• TASK MATERIAL
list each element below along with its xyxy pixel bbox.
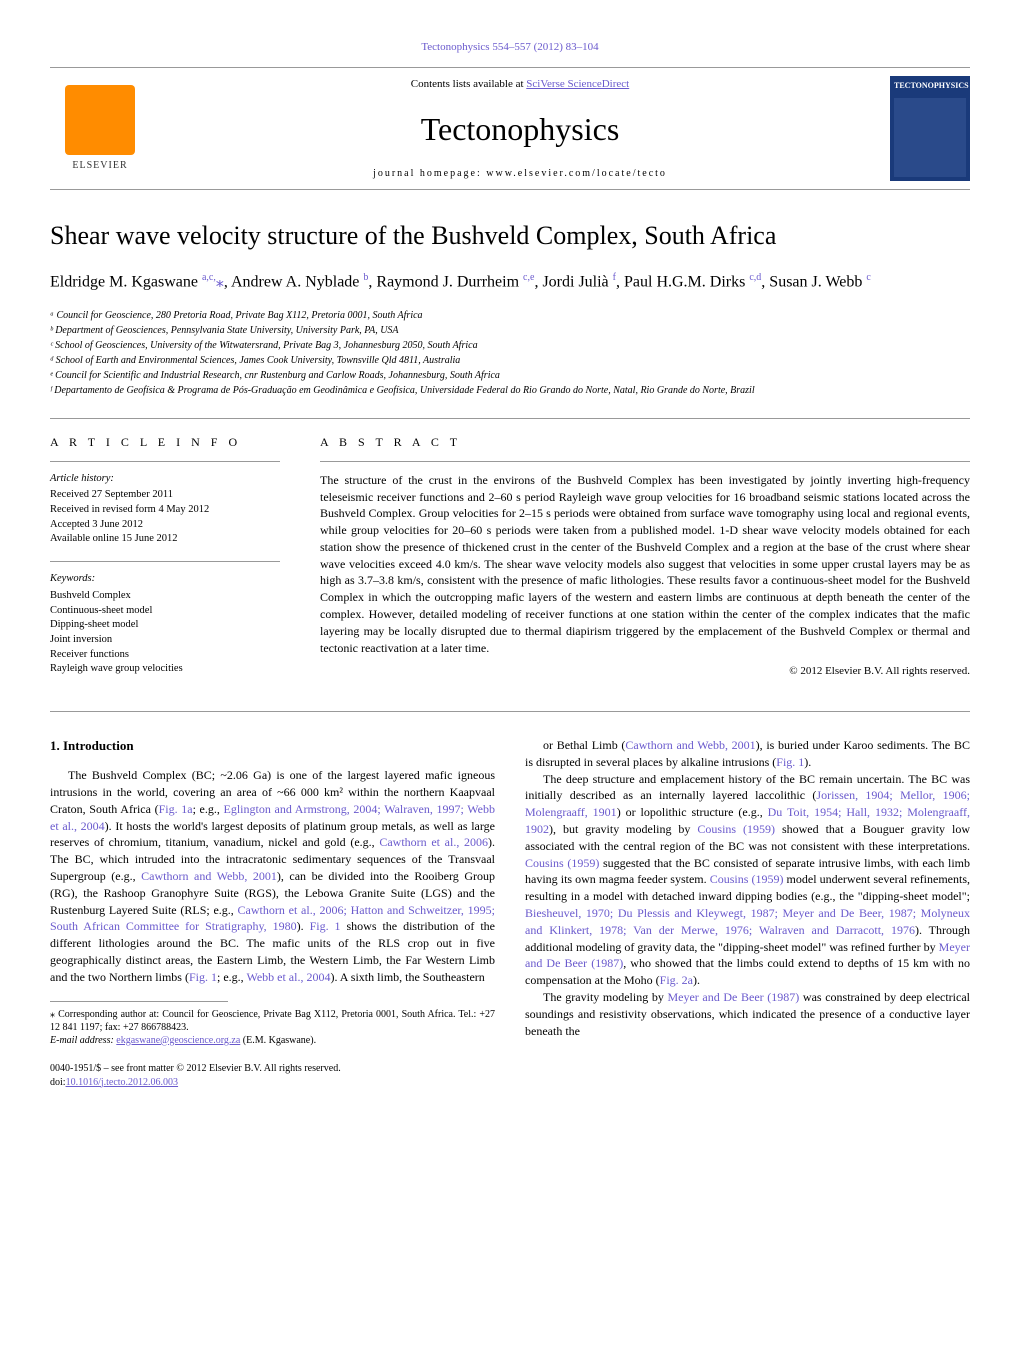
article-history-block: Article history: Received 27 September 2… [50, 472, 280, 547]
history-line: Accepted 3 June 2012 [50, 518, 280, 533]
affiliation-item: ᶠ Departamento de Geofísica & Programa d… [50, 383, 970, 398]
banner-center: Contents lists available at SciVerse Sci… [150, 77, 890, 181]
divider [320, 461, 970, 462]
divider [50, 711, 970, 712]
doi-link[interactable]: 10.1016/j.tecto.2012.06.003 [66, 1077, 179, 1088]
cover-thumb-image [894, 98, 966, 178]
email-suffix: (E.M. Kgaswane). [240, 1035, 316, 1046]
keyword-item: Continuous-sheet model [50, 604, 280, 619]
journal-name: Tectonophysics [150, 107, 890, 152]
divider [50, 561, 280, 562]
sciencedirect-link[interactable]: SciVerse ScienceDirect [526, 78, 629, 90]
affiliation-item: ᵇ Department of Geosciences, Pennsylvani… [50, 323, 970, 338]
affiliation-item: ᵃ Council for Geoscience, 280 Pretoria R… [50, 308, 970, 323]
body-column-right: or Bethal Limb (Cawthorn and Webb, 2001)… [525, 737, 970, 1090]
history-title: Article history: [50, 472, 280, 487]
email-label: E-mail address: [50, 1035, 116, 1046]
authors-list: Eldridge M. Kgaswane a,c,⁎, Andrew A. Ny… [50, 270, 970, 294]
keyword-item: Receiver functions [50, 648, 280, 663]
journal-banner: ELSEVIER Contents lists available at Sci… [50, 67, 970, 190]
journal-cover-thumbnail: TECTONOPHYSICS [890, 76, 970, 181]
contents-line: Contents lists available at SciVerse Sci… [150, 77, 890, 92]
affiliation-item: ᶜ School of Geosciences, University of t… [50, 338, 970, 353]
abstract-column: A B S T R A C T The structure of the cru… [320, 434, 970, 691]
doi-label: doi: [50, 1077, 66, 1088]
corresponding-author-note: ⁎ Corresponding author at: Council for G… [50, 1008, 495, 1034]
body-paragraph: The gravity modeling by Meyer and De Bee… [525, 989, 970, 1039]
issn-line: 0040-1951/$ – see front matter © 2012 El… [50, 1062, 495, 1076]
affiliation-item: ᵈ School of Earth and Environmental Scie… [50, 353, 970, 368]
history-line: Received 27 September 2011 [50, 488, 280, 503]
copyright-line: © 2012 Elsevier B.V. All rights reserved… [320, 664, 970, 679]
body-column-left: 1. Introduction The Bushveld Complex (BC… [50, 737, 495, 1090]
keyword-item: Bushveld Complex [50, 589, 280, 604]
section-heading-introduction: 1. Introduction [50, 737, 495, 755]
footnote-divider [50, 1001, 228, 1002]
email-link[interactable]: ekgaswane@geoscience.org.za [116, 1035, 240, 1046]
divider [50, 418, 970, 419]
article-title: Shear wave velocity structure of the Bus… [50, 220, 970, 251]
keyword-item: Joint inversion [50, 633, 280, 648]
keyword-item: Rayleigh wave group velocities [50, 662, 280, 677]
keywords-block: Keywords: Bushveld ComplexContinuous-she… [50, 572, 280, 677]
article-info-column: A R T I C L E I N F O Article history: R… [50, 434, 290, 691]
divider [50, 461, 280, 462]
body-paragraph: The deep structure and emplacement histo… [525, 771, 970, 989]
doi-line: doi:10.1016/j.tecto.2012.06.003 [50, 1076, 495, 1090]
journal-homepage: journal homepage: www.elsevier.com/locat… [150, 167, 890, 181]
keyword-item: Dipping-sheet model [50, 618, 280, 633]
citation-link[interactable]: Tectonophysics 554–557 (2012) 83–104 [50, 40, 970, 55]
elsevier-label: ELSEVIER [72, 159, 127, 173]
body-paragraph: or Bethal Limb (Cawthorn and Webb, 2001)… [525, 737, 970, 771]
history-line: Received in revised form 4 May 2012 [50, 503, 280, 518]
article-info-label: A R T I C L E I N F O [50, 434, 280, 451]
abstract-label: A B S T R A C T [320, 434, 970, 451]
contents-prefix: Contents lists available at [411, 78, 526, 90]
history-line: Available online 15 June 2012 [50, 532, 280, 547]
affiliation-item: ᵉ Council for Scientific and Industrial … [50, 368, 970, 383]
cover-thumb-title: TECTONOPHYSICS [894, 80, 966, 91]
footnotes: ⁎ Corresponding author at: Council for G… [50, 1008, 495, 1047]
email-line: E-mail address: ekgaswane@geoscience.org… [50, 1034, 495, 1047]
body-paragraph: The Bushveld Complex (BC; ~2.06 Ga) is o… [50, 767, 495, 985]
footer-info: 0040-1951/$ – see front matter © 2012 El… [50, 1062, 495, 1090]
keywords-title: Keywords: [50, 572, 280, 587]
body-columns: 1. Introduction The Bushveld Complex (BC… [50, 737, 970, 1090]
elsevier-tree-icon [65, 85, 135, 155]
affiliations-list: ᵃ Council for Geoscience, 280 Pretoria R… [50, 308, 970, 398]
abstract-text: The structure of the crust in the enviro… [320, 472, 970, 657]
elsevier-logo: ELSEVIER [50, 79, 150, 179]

---

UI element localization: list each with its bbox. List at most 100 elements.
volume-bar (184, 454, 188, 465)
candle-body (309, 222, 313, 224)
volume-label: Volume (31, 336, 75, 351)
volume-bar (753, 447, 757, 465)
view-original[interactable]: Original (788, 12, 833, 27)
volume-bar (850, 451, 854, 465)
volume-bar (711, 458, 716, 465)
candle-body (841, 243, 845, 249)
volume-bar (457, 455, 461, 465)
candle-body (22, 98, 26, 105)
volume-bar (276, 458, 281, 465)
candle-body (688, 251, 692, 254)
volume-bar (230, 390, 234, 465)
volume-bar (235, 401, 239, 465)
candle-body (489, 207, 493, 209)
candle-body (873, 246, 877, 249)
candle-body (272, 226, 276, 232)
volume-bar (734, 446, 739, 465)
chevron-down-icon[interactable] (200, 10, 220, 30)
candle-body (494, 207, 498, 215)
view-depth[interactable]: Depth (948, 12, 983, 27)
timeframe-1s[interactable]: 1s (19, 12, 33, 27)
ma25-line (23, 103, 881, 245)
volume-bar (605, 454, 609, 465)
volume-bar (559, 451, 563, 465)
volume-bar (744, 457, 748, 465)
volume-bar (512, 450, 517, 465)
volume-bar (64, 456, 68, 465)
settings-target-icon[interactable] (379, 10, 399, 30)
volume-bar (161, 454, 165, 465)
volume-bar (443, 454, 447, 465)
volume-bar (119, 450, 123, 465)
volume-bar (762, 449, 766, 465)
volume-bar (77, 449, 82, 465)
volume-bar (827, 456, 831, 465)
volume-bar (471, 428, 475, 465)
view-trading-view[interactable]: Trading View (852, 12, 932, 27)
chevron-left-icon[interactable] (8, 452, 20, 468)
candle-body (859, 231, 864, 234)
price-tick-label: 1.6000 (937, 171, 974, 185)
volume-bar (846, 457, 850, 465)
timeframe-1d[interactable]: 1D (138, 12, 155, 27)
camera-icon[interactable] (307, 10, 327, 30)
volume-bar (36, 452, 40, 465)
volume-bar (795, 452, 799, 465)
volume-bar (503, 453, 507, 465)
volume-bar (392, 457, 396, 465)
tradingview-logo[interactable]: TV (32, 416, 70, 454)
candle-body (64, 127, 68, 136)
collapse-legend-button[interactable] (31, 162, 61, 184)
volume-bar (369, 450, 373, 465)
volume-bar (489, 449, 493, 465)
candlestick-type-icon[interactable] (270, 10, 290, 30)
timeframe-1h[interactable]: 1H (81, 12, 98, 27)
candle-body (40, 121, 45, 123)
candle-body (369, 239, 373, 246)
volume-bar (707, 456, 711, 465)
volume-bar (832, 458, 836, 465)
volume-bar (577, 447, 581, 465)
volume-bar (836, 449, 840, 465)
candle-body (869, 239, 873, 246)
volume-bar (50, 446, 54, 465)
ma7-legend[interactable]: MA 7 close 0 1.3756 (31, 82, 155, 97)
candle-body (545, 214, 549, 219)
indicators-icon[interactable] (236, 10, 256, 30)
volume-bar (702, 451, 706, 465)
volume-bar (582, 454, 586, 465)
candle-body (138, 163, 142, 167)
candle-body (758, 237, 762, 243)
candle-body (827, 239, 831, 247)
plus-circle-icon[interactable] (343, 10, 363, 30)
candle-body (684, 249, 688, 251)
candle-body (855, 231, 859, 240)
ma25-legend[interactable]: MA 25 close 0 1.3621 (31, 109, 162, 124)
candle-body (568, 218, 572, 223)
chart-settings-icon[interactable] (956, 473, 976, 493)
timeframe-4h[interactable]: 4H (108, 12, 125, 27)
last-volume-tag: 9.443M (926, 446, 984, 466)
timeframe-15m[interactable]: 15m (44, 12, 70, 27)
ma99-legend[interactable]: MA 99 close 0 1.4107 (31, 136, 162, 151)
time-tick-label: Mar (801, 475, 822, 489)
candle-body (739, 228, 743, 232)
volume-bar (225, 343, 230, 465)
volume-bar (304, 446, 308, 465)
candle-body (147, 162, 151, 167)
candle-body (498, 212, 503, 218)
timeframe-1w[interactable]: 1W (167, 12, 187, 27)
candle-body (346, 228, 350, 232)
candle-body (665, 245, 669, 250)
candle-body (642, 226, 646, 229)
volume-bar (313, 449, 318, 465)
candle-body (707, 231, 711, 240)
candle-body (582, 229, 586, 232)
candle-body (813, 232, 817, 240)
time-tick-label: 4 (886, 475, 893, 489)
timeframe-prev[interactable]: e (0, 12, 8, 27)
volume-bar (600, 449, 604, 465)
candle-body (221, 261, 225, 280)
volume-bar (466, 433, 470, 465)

* * *

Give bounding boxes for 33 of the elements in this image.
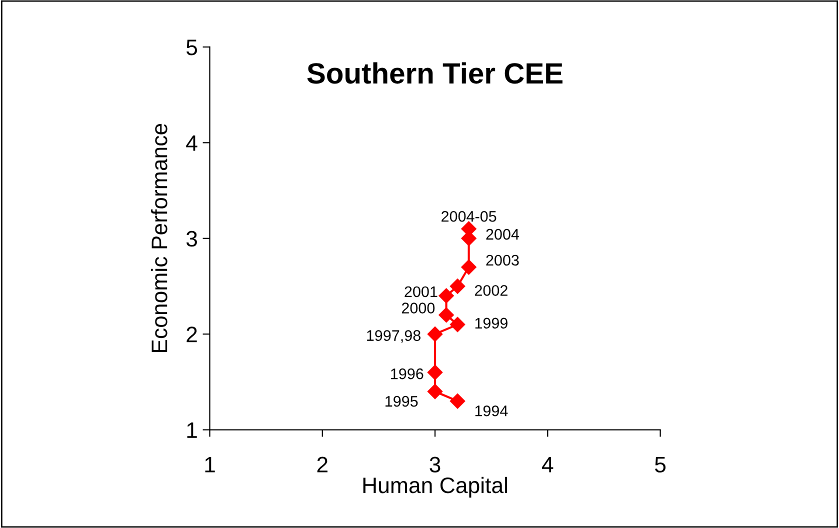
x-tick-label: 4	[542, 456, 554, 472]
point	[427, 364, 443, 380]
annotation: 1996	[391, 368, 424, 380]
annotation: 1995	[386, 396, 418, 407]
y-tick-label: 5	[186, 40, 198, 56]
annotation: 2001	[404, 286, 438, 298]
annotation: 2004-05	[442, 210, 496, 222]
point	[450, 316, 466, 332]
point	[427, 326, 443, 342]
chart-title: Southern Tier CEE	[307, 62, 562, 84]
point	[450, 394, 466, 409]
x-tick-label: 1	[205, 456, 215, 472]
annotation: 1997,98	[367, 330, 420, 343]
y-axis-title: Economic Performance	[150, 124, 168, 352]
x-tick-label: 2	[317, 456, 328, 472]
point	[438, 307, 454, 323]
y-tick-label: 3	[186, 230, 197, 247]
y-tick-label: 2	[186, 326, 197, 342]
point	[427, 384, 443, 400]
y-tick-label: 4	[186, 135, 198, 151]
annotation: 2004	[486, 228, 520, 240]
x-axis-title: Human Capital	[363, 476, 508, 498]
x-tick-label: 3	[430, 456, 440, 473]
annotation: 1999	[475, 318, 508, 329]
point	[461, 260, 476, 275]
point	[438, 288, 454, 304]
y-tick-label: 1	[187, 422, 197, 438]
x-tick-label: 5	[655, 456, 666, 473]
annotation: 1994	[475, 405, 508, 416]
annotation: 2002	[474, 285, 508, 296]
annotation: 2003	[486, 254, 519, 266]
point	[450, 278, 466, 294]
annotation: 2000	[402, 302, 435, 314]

• TO DO
Please repeat the items starting at the line containing "456, 554, 472]" and ending at the line containing "302, 435, 314]", swapping every "point" for "marker" and leaving all else unchanged.

• WRITTEN RESPONSE
x-tick-label: 4	[542, 456, 554, 472]
marker	[427, 364, 443, 380]
annotation: 1996	[391, 368, 424, 380]
annotation: 1995	[386, 396, 418, 407]
y-tick-label: 5	[186, 40, 198, 56]
annotation: 2001	[404, 286, 438, 298]
annotation: 2004-05	[442, 210, 496, 222]
marker	[450, 316, 466, 332]
marker	[427, 326, 443, 342]
chart-title: Southern Tier CEE	[307, 62, 562, 84]
marker	[450, 394, 466, 409]
x-tick-label: 1	[205, 456, 215, 472]
annotation: 1997,98	[367, 330, 420, 343]
y-axis-title: Economic Performance	[150, 124, 168, 352]
x-tick-label: 2	[317, 456, 328, 472]
marker	[438, 307, 454, 323]
y-tick-label: 3	[186, 230, 197, 247]
y-tick-label: 2	[186, 326, 197, 342]
marker	[427, 384, 443, 400]
y-tick-label: 4	[186, 135, 198, 151]
annotation: 2004	[486, 228, 520, 240]
x-axis-title: Human Capital	[363, 476, 508, 498]
x-tick-label: 3	[430, 456, 440, 473]
annotation: 1999	[475, 318, 508, 329]
marker	[461, 260, 476, 275]
marker	[438, 288, 454, 304]
y-tick-label: 1	[187, 422, 197, 438]
x-tick-label: 5	[655, 456, 666, 473]
annotation: 1994	[475, 405, 508, 416]
annotation: 2002	[474, 285, 508, 296]
annotation: 2003	[486, 254, 519, 266]
marker	[450, 278, 466, 294]
annotation: 2000	[402, 302, 435, 314]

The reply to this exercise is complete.